(Beginning of Text passage)

In the 1990s, such initiatives would have sounded alien. Today they are central to official rhetoric.
Equally striking is the financial architecture being constructed around this industrial pivot. The government plans to modernize listing rules, consult on T+1 settlement, implement a paperless securities regime and refine the regulation of dual-class share structures. In parallel, it will issue stablecoin licenses, legislate for digital asset trading and custody, and provide regulatory clarity for tokenized bonds.
The Hong Kong Monetary Authority is advancing 24-hour settlement capabilities and tokenized deposit experiments under its Ensemble project. A digital asset platform to support issuance and clearing of digital bonds is scheduled for launch. Offshore renminbi liquidity arrangements have been doubled to 200 billion yuan ($29.12 billion). Authorities are studying the introduction of sovereign bond futures and expanding cross-boundary investment channels.
Taken together, these are not incremental tweaks. They amount to a systematic upgrade of Hong Kong’s financial plumbing.
The stated theme of the budget is “technology-driven growth and financial empowerment”. The phrase may sound bureaucratic. The substance is not. Officials are explicitly arguing that finance must serve industrial transformation. This is a shift from finance as an end in itself to finance as an instrument.

(End of Text passage)

#### Task description
Rewrite the passage on Hong Kong's budget from "The Hong Kong" to "as an instrument.", putting "financial infrastructure" in place of "financial plumbing". The items play no role here.

(Beginning of The data)

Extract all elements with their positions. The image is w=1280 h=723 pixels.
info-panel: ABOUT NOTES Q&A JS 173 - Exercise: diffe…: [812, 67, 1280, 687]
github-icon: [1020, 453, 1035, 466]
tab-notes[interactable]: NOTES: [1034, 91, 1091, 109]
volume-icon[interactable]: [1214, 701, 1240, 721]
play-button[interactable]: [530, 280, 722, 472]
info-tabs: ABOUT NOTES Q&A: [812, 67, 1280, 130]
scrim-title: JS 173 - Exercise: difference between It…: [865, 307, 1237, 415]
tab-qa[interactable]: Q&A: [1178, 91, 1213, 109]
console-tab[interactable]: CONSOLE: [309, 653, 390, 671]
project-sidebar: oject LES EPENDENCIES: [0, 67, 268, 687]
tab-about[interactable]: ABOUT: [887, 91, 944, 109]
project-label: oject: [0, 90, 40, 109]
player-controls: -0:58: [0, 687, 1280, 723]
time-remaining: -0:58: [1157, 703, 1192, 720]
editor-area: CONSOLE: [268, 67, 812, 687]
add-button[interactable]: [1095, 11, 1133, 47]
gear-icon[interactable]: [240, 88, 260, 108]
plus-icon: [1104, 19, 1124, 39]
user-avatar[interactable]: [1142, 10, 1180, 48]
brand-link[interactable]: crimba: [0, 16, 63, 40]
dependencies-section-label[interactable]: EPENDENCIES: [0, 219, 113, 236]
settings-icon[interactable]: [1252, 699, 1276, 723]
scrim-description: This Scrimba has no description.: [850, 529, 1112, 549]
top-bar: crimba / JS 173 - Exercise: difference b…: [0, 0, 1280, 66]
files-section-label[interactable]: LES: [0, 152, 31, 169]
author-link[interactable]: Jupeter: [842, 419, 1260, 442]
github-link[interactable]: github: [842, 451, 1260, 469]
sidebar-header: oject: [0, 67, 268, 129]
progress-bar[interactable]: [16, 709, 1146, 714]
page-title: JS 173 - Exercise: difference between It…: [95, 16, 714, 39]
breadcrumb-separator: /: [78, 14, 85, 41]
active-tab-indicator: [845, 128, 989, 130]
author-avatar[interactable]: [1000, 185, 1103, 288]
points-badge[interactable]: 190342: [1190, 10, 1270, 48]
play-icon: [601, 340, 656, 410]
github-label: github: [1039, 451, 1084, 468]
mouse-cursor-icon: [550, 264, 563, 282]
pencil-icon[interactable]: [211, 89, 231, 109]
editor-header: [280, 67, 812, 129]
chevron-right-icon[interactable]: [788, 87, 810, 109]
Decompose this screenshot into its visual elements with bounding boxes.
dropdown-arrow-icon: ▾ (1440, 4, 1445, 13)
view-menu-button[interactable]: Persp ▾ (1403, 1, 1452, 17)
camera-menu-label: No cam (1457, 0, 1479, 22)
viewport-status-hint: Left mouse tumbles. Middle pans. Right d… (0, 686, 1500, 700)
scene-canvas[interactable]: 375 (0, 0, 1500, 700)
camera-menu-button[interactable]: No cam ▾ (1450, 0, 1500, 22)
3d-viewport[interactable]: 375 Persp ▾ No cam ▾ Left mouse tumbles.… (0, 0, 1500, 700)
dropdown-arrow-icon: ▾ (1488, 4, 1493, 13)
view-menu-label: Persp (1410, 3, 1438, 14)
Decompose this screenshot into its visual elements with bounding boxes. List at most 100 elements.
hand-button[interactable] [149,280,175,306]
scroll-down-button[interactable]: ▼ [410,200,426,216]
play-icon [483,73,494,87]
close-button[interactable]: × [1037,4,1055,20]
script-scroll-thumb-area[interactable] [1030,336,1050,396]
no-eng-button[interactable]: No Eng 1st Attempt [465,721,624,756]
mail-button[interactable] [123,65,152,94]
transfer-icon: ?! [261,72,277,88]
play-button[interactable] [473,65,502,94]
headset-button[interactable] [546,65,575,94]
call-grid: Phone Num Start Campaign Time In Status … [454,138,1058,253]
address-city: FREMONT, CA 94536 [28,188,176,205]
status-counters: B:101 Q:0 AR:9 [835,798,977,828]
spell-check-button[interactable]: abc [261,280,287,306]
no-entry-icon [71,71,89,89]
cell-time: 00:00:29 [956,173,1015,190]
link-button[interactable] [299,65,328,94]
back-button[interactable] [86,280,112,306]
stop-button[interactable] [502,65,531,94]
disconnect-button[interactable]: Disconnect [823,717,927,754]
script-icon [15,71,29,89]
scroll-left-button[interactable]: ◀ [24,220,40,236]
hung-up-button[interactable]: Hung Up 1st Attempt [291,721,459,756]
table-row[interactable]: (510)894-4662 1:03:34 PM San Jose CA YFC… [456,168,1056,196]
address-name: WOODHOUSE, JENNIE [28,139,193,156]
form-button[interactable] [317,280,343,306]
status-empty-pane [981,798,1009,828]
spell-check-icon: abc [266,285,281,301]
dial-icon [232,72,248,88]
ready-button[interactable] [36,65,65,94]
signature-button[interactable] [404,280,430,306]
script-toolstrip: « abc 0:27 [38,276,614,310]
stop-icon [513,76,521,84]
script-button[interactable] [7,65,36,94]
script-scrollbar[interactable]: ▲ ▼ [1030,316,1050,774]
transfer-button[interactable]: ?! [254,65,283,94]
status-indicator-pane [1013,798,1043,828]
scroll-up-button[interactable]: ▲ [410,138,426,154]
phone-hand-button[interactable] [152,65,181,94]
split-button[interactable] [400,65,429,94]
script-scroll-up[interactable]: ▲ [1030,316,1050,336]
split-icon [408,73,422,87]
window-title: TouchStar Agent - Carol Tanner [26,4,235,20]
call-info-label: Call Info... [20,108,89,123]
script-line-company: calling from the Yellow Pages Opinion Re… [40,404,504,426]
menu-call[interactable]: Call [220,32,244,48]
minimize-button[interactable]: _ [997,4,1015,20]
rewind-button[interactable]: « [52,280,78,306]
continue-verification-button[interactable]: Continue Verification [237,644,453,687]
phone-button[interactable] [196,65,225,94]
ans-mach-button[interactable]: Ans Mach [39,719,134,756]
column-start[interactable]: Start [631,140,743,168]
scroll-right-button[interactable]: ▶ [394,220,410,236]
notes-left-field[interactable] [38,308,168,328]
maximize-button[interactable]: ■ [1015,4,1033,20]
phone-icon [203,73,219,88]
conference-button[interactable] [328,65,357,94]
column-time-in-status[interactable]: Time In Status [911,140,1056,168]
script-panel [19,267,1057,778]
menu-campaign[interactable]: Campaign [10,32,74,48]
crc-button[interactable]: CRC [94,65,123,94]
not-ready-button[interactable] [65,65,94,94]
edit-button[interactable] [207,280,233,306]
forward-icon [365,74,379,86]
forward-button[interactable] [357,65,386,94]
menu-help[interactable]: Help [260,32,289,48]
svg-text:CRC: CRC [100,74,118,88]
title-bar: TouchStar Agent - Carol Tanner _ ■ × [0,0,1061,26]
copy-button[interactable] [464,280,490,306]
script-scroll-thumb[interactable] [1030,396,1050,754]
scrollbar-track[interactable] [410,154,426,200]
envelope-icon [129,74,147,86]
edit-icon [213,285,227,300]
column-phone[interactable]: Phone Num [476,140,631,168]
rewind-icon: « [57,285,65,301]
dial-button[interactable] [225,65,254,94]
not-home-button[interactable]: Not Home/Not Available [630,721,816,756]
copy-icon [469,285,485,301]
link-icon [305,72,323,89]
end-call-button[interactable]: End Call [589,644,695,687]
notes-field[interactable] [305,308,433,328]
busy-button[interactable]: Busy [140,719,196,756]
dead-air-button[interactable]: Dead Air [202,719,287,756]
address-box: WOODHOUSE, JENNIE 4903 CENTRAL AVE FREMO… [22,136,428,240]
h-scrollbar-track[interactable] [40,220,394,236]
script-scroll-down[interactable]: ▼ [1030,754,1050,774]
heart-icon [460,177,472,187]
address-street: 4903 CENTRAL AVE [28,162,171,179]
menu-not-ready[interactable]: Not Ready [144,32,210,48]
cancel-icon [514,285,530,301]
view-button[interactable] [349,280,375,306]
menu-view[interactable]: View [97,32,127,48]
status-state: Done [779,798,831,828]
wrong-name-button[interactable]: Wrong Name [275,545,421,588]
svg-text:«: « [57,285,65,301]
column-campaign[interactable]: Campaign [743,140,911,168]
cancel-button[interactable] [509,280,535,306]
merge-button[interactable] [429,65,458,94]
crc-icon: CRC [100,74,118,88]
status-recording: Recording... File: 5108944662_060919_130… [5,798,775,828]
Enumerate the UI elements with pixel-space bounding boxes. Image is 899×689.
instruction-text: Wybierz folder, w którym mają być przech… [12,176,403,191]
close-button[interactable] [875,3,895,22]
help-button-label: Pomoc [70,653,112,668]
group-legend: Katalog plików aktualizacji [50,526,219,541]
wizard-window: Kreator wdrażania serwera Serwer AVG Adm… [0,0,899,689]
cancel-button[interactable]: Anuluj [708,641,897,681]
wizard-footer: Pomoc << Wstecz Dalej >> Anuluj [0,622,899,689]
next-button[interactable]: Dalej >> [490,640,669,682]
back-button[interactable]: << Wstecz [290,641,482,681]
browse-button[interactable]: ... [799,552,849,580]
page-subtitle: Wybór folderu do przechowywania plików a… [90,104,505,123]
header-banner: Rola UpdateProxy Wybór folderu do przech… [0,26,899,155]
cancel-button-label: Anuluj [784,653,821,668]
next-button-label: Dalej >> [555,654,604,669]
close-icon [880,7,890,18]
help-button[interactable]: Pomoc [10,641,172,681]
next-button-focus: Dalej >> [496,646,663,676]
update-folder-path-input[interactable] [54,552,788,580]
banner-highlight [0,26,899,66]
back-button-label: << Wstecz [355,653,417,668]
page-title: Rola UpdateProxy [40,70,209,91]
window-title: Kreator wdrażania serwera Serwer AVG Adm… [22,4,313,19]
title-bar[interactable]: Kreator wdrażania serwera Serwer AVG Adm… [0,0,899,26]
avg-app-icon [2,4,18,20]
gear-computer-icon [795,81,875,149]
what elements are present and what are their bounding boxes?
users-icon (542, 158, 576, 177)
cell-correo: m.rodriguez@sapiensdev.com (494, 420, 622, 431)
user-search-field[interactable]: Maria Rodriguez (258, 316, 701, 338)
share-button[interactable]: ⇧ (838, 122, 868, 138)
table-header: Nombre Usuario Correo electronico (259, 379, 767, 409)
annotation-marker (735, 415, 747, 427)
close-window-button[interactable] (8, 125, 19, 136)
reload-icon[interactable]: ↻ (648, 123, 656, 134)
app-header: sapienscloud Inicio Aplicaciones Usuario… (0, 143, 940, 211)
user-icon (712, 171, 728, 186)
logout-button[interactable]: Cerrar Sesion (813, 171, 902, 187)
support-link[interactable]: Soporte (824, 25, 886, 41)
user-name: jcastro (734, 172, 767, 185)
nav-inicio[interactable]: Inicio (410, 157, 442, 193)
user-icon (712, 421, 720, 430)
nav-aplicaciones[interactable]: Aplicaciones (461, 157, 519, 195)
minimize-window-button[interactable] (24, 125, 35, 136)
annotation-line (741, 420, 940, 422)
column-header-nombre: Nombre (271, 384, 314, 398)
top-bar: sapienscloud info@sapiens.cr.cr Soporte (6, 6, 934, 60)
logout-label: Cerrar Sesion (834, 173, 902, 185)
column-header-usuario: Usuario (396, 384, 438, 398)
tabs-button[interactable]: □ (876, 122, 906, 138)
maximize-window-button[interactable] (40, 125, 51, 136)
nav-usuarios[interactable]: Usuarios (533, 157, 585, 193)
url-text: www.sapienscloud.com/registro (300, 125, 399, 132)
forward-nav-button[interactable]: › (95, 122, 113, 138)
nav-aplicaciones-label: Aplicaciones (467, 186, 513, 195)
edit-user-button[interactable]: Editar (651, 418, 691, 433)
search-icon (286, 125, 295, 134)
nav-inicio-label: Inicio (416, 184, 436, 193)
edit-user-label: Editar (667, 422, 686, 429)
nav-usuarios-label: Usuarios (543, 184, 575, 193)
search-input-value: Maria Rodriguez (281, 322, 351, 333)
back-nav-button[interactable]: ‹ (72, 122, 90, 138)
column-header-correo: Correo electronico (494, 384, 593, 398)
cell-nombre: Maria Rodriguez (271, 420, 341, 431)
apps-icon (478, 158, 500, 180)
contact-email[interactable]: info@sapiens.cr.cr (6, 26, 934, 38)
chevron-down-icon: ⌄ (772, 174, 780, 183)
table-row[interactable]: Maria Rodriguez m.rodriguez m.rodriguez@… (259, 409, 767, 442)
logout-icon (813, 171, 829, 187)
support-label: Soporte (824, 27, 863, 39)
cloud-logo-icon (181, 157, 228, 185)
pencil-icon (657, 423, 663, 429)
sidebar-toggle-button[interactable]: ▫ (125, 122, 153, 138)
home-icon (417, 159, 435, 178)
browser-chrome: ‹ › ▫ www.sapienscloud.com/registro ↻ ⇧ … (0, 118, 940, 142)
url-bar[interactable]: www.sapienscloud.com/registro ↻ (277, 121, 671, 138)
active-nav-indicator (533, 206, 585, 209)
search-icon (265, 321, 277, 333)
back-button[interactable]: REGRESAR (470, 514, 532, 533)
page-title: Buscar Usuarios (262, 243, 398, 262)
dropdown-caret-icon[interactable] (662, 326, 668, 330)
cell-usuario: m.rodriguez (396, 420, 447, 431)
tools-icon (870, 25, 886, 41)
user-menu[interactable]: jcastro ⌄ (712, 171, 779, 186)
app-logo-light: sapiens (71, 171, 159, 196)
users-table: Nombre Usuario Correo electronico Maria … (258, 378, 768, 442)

(End of The data)

#### Exercise answer
The Hong Kong Monetary Authority is advancing 24-hour settlement capabilities and tokenized deposit experiments under its Ensemble project. A digital asset platform to support issuance and clearing of digital bonds is scheduled for launch. Offshore renminbi liquidity arrangements have been doubled to 200 billion yuan ($29.12 billion). Authorities are studying the introduction of sovereign bond futures and expanding cross-boundary investment channels.
Taken together, these are not incremental tweaks. They amount to a systematic upgrade of Hong Kong’s financial infrastructure.
The stated theme of the budget is “technology-driven growth and financial empowerment”. The phrase may sound bureaucratic. The substance is not. Officials are explicitly arguing that finance must serve industrial transformation. This is a shift from finance as an end in itself to finance as an instrument.